*** DATA LISTING Section Begins ***
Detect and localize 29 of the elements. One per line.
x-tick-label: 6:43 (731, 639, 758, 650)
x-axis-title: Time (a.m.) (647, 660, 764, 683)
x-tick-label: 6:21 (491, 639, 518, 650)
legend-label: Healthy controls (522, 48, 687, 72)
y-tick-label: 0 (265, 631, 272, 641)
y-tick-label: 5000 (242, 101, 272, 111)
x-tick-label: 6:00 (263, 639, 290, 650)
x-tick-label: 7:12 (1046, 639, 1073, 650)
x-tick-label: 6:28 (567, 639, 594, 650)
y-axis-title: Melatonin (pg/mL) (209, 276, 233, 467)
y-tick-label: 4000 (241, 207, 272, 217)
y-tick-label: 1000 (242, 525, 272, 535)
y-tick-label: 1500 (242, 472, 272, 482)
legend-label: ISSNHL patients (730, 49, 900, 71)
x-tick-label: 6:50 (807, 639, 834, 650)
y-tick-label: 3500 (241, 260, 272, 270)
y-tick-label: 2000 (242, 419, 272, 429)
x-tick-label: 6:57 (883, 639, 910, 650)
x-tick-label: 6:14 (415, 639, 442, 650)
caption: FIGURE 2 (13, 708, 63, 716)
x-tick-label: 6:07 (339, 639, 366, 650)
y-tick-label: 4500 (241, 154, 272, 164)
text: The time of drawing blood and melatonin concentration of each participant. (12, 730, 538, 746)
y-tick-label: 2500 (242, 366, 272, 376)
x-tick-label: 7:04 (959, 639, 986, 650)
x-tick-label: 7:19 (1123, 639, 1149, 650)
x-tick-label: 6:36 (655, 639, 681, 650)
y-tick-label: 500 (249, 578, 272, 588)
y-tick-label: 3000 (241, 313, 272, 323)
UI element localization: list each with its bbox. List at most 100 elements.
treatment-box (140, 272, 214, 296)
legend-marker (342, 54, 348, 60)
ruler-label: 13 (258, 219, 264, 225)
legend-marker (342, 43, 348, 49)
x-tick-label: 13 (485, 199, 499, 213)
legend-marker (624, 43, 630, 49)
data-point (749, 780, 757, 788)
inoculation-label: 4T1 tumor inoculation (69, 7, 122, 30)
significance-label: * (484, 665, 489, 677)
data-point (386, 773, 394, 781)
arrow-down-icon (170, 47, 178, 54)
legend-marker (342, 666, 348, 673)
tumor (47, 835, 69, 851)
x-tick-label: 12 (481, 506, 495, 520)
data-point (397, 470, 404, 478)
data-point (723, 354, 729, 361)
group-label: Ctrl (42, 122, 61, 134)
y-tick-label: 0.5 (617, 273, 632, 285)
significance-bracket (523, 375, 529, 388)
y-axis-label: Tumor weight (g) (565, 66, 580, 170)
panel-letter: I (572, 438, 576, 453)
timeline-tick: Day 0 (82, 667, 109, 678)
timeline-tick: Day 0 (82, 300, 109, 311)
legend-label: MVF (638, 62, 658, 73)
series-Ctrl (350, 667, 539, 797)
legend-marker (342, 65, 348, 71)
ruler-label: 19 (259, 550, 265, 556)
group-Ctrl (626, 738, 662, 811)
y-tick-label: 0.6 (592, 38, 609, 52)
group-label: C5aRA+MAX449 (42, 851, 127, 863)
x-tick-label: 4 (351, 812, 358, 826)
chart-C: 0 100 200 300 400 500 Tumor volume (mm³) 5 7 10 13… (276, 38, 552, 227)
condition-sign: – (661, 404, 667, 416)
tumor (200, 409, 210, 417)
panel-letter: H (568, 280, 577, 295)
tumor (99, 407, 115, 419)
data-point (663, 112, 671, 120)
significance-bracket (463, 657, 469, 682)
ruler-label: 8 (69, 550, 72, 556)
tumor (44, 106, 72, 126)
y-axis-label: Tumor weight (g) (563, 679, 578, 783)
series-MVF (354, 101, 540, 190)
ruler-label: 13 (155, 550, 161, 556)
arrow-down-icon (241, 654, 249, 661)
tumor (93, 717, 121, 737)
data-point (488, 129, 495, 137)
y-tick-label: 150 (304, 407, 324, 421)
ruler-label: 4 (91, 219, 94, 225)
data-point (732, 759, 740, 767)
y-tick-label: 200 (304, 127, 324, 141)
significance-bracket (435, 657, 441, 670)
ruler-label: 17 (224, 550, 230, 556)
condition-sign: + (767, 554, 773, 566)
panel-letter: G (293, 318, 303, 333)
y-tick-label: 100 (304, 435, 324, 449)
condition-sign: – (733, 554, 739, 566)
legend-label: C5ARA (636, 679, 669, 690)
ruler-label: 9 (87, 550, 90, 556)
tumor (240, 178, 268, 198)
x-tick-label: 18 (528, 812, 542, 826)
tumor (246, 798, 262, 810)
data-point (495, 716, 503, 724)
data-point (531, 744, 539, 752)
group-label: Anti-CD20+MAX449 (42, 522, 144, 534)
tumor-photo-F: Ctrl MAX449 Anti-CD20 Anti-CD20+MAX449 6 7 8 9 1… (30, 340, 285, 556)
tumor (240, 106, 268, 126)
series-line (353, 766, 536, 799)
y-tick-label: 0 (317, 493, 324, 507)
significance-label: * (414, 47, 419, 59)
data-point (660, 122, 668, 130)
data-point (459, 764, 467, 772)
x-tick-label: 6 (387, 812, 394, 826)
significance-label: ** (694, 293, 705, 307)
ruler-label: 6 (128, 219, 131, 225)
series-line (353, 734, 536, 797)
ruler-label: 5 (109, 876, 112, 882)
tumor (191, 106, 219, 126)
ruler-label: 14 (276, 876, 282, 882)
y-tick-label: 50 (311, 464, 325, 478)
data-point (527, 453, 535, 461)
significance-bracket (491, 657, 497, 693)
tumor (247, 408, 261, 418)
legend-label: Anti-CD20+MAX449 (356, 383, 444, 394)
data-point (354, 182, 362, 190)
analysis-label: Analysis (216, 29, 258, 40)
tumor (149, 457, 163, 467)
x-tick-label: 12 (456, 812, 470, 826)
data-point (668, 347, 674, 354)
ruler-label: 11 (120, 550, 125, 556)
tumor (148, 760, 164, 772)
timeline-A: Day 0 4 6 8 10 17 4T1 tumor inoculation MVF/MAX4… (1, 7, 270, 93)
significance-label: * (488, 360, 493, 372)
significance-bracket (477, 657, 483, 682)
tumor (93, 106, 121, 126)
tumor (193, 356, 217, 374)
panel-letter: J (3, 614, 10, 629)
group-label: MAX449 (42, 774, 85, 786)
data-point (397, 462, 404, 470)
*** DATA LISTING Section Ends ***
WHAT IS REQUIRED
Your job is to reproduce the data in full, with every line intact.

SOLUTION TO THIS TASK
Detect and localize 29 of the elements. One per line.
x-tick-label: 6:43 (731, 639, 758, 650)
x-axis-title: Time (a.m.) (647, 660, 764, 683)
x-tick-label: 6:21 (491, 639, 518, 650)
legend-label: Healthy controls (522, 48, 687, 72)
y-tick-label: 0 (265, 631, 272, 641)
y-tick-label: 5000 (242, 101, 272, 111)
x-tick-label: 6:00 (263, 639, 290, 650)
x-tick-label: 7:12 (1046, 639, 1073, 650)
x-tick-label: 6:28 (567, 639, 594, 650)
y-axis-title: Melatonin (pg/mL) (209, 276, 233, 467)
y-tick-label: 4000 (241, 207, 272, 217)
y-tick-label: 1000 (242, 525, 272, 535)
y-tick-label: 1500 (242, 472, 272, 482)
legend-label: ISSNHL patients (730, 49, 900, 71)
x-tick-label: 6:50 (807, 639, 834, 650)
y-tick-label: 3500 (241, 260, 272, 270)
y-tick-label: 2000 (242, 419, 272, 429)
x-tick-label: 6:57 (883, 639, 910, 650)
x-tick-label: 6:14 (415, 639, 442, 650)
caption: FIGURE 2 (13, 708, 63, 716)
x-tick-label: 6:07 (339, 639, 366, 650)
y-tick-label: 4500 (241, 154, 272, 164)
text: The time of drawing blood and melatonin concentration of each participant. (12, 730, 538, 746)
y-tick-label: 2500 (242, 366, 272, 376)
x-tick-label: 7:04 (959, 639, 986, 650)
x-tick-label: 7:19 (1123, 639, 1149, 650)
x-tick-label: 6:36 (655, 639, 681, 650)
y-tick-label: 500 (249, 578, 272, 588)
y-tick-label: 3000 (241, 313, 272, 323)
UI element localization: list each with its bbox. List at most 100 elements.
treatment-box (140, 272, 214, 296)
legend-marker (342, 54, 348, 60)
ruler-label: 13 (258, 219, 264, 225)
legend-marker (342, 43, 348, 49)
x-tick-label: 13 (485, 199, 499, 213)
legend-marker (624, 43, 630, 49)
data-point (749, 780, 757, 788)
inoculation-label: 4T1 tumor inoculation (69, 7, 122, 30)
significance-label: * (484, 665, 489, 677)
data-point (386, 773, 394, 781)
arrow-down-icon (170, 47, 178, 54)
legend-marker (342, 666, 348, 673)
tumor (47, 835, 69, 851)
x-tick-label: 12 (481, 506, 495, 520)
data-point (397, 470, 404, 478)
data-point (723, 354, 729, 361)
group-label: Ctrl (42, 122, 61, 134)
y-tick-label: 0.5 (617, 273, 632, 285)
significance-bracket (523, 375, 529, 388)
y-axis-label: Tumor weight (g) (565, 66, 580, 170)
panel-letter: I (572, 438, 576, 453)
timeline-tick: Day 0 (82, 667, 109, 678)
timeline-tick: Day 0 (82, 300, 109, 311)
legend-label: MVF (638, 62, 658, 73)
series-Ctrl (350, 667, 539, 797)
legend-marker (342, 65, 348, 71)
ruler-label: 19 (259, 550, 265, 556)
group-Ctrl (626, 738, 662, 811)
y-tick-label: 0.6 (592, 38, 609, 52)
group-label: C5aRA+MAX449 (42, 851, 127, 863)
x-tick-label: 4 (351, 812, 358, 826)
chart-C: 0 100 200 300 400 500 Tumor volume (mm³) 5 7 10 13… (276, 38, 552, 227)
condition-sign: – (661, 404, 667, 416)
tumor (200, 409, 210, 417)
panel-letter: H (568, 280, 577, 295)
tumor (99, 407, 115, 419)
data-point (663, 112, 671, 120)
significance-bracket (463, 657, 469, 682)
ruler-label: 8 (69, 550, 72, 556)
tumor (44, 106, 72, 126)
y-axis-label: Tumor weight (g) (563, 679, 578, 783)
series-MVF (354, 101, 540, 190)
ruler-label: 13 (155, 550, 161, 556)
arrow-down-icon (241, 654, 249, 661)
tumor (93, 717, 121, 737)
data-point (488, 129, 495, 137)
y-tick-label: 150 (304, 407, 324, 421)
ruler-label: 4 (91, 219, 94, 225)
data-point (732, 759, 740, 767)
y-tick-label: 200 (304, 127, 324, 141)
significance-bracket (435, 657, 441, 670)
ruler-label: 17 (224, 550, 230, 556)
condition-sign: + (767, 554, 773, 566)
panel-letter: G (293, 318, 303, 333)
y-tick-label: 100 (304, 435, 324, 449)
condition-sign: – (733, 554, 739, 566)
legend-label: C5ARA (636, 679, 669, 690)
ruler-label: 9 (87, 550, 90, 556)
tumor (240, 178, 268, 198)
x-tick-label: 18 (528, 812, 542, 826)
tumor (246, 798, 262, 810)
data-point (495, 716, 503, 724)
data-point (531, 744, 539, 752)
group-label: Anti-CD20+MAX449 (42, 522, 144, 534)
tumor-photo-F: Ctrl MAX449 Anti-CD20 Anti-CD20+MAX449 6 7 8 9 1… (30, 340, 285, 556)
tumor (240, 106, 268, 126)
series-line (353, 766, 536, 799)
y-tick-label: 0 (317, 493, 324, 507)
significance-label: * (414, 47, 419, 59)
data-point (660, 122, 668, 130)
data-point (459, 764, 467, 772)
x-tick-label: 6 (387, 812, 394, 826)
significance-label: ** (694, 293, 705, 307)
ruler-label: 6 (128, 219, 131, 225)
series-line (353, 734, 536, 797)
ruler-label: 5 (109, 876, 112, 882)
tumor (191, 106, 219, 126)
ruler-label: 14 (276, 876, 282, 882)
y-tick-label: 50 (311, 464, 325, 478)
data-point (527, 453, 535, 461)
significance-bracket (491, 657, 497, 693)
tumor (247, 408, 261, 418)
legend-label: Anti-CD20+MAX449 (356, 383, 444, 394)
data-point (354, 182, 362, 190)
analysis-label: Analysis (216, 29, 258, 40)
tumor (149, 457, 163, 467)
x-tick-label: 12 (456, 812, 470, 826)
data-point (668, 347, 674, 354)
ruler-label: 11 (120, 550, 125, 556)
tumor (148, 760, 164, 772)
timeline-A: Day 0 4 6 8 10 17 4T1 tumor inoculation MVF/MAX4… (1, 7, 270, 93)
significance-label: * (488, 360, 493, 372)
significance-bracket (477, 657, 483, 682)
tumor (93, 106, 121, 126)
tumor (193, 356, 217, 374)
panel-letter: J (3, 614, 10, 629)
group-label: MAX449 (42, 774, 85, 786)
data-point (397, 462, 404, 470)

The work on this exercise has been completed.